* _Exercise prompt_:
Using the material below, copy every line where "Monthly" appears.

* _Exercise input_:
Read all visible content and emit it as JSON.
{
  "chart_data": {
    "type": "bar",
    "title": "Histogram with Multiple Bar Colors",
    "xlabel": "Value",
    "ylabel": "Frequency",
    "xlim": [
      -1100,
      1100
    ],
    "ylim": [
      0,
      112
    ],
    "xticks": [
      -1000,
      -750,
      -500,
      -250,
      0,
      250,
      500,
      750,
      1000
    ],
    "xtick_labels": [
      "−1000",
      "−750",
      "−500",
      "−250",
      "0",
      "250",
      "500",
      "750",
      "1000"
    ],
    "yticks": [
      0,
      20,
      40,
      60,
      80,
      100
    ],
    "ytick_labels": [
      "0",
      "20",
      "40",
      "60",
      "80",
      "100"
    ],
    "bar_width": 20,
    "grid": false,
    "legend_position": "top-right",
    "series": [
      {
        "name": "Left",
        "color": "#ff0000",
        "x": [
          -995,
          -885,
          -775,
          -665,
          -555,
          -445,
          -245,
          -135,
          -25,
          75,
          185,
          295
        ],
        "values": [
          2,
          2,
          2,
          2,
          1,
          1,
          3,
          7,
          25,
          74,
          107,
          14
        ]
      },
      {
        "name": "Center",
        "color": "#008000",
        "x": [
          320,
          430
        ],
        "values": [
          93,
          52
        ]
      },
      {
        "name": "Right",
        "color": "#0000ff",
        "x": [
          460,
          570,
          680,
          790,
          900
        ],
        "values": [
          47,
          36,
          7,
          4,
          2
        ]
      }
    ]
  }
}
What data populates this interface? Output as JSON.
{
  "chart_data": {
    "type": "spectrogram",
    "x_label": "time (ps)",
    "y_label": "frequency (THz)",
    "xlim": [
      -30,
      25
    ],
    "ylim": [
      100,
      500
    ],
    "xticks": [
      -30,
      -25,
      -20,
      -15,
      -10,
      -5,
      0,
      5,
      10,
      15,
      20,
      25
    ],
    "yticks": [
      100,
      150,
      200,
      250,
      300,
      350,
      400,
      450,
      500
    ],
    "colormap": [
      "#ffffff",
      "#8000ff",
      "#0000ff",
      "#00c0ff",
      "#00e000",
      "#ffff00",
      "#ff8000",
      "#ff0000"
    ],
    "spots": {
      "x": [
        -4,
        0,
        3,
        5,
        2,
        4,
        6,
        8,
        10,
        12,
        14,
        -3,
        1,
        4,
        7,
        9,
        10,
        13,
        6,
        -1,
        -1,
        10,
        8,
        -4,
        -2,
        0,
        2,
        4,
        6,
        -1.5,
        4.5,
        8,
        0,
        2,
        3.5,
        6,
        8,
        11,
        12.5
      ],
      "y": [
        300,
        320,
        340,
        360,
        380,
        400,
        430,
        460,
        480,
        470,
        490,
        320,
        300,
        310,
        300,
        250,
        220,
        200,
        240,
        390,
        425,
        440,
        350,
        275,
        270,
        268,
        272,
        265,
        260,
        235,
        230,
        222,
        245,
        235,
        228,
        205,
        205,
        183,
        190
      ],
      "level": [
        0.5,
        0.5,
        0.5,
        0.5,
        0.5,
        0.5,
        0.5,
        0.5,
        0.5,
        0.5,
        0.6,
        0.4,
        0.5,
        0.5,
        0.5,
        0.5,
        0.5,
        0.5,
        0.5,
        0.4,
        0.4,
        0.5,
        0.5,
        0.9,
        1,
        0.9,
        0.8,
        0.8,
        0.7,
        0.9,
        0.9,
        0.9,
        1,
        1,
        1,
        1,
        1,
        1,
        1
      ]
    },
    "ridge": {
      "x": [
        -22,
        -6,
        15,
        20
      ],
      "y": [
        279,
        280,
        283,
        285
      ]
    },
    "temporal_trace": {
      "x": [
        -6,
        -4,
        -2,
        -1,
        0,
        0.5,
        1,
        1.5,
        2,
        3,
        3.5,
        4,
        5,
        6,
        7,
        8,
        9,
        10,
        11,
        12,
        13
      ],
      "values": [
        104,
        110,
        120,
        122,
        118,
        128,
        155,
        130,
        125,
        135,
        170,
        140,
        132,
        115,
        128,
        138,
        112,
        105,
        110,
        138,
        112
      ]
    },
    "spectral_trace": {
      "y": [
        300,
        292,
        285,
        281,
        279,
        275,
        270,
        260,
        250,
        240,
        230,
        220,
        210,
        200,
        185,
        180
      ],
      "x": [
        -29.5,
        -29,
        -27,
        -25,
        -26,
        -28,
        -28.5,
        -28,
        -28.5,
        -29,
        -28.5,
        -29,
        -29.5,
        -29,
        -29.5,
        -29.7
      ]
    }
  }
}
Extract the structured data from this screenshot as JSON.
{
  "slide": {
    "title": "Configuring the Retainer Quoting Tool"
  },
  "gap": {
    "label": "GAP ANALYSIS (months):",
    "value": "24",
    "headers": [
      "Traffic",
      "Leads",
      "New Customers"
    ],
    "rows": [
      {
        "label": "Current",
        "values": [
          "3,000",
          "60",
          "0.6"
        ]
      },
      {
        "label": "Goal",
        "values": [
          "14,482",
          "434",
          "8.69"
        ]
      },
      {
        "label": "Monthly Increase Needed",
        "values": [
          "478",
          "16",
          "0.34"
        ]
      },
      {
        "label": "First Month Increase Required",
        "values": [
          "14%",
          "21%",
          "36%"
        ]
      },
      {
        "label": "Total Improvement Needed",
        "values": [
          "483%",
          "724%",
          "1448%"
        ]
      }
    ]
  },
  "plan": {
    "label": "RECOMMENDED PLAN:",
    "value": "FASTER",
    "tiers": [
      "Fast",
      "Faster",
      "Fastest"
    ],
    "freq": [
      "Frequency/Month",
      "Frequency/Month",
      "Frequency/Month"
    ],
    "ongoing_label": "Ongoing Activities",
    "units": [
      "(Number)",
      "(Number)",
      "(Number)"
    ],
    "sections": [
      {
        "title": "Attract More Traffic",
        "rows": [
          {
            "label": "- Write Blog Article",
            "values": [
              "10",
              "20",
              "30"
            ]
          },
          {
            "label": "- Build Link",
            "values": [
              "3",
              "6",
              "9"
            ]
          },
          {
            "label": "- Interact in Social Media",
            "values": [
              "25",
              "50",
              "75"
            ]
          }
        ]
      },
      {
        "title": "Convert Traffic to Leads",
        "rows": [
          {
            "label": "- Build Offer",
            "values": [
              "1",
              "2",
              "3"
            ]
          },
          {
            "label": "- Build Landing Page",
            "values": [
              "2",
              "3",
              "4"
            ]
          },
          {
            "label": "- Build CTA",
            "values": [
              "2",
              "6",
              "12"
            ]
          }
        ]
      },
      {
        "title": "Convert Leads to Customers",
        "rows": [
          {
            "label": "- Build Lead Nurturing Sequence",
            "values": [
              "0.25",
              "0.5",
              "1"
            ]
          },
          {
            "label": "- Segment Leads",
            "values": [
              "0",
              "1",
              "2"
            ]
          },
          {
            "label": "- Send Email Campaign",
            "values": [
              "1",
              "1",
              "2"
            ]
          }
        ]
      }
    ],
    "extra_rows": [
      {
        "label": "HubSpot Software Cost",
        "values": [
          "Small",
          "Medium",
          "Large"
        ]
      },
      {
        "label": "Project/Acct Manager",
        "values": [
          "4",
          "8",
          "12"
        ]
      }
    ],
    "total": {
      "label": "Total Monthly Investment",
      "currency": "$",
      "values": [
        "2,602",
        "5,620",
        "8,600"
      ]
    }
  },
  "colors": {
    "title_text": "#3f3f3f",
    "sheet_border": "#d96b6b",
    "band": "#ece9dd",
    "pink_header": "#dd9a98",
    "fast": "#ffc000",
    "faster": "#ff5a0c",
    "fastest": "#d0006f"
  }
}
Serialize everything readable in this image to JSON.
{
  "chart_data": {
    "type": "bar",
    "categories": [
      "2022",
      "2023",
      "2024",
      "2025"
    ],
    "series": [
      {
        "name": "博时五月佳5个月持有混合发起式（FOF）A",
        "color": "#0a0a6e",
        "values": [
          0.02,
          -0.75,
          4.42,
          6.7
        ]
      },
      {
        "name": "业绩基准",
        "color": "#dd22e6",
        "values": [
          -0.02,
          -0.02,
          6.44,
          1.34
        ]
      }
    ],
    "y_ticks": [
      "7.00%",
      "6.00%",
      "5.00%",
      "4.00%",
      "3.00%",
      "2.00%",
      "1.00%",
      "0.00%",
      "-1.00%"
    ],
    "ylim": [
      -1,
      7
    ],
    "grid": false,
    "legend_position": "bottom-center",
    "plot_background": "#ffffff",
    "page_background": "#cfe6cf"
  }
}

* _Full solution_:
        "label": "Monthly Increase Needed",
      "label": "Total Monthly Investment",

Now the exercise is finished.